• _Short exercise_: What follows are records. Restate all of them word for word.

• _Input records_:

+ + +

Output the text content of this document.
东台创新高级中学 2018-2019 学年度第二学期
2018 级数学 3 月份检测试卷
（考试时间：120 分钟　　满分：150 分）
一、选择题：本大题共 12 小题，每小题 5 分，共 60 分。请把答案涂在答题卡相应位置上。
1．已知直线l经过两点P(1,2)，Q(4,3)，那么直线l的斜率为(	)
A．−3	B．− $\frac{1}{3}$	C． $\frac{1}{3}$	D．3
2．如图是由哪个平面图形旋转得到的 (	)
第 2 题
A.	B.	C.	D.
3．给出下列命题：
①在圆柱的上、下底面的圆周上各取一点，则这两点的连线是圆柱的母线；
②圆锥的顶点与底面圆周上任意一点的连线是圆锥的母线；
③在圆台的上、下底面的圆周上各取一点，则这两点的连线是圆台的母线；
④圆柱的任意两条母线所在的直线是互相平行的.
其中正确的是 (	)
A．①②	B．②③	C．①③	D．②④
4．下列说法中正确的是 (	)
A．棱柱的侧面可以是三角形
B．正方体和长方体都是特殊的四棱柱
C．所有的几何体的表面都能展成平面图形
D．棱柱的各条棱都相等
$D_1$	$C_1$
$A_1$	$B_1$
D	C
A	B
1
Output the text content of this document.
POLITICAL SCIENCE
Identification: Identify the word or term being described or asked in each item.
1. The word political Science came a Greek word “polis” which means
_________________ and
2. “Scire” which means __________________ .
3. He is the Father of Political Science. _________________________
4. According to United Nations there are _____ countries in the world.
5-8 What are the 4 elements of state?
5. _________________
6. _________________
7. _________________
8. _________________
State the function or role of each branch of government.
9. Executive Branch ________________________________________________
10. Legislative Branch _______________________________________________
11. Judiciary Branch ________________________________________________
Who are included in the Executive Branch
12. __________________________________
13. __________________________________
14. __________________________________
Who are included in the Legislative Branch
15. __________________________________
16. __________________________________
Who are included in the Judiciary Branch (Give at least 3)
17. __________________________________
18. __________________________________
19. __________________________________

+ + +

• _Correct result_:
Output the text content of this document.
东台创新高级中学 2018-2019 学年度第二学期
2018 级数学 3 月份检测试卷
（考试时间：120 分钟　　满分：150 分）
一、选择题：本大题共 12 小题，每小题 5 分，共 60 分。请把答案涂在答题卡相应位置上。
1．已知直线l经过两点P(1,2)，Q(4,3)，那么直线l的斜率为(	)
A．−3	B．− $\frac{1}{3}$	C． $\frac{1}{3}$	D．3
2．如图是由哪个平面图形旋转得到的 (	)
第 2 题
A.	B.	C.	D.
3．给出下列命题：
①在圆柱的上、下底面的圆周上各取一点，则这两点的连线是圆柱的母线；
②圆锥的顶点与底面圆周上任意一点的连线是圆锥的母线；
③在圆台的上、下底面的圆周上各取一点，则这两点的连线是圆台的母线；
④圆柱的任意两条母线所在的直线是互相平行的.
其中正确的是 (	)
A．①②	B．②③	C．①③	D．②④
4．下列说法中正确的是 (	)
A．棱柱的侧面可以是三角形
B．正方体和长方体都是特殊的四棱柱
C．所有的几何体的表面都能展成平面图形
D．棱柱的各条棱都相等
$D_1$	$C_1$
$A_1$	$B_1$
D	C
A	B
1
Output the text content of this document.
POLITICAL SCIENCE
Identification: Identify the word or term being described or asked in each item.
1. The word political Science came a Greek word “polis” which means
_________________ and
2. “Scire” which means __________________ .
3. He is the Father of Political Science. _________________________
4. According to United Nations there are _____ countries in the world.
5-8 What are the 4 elements of state?
5. _________________
6. _________________
7. _________________
8. _________________
State the function or role of each branch of government.
9. Executive Branch ________________________________________________
10. Legislative Branch _______________________________________________
11. Judiciary Branch ________________________________________________
Who are included in the Executive Branch
12. __________________________________
13. __________________________________
14. __________________________________
Who are included in the Legislative Branch
15. __________________________________
16. __________________________________
Who are included in the Judiciary Branch (Give at least 3)
17. __________________________________
18. __________________________________
19. __________________________________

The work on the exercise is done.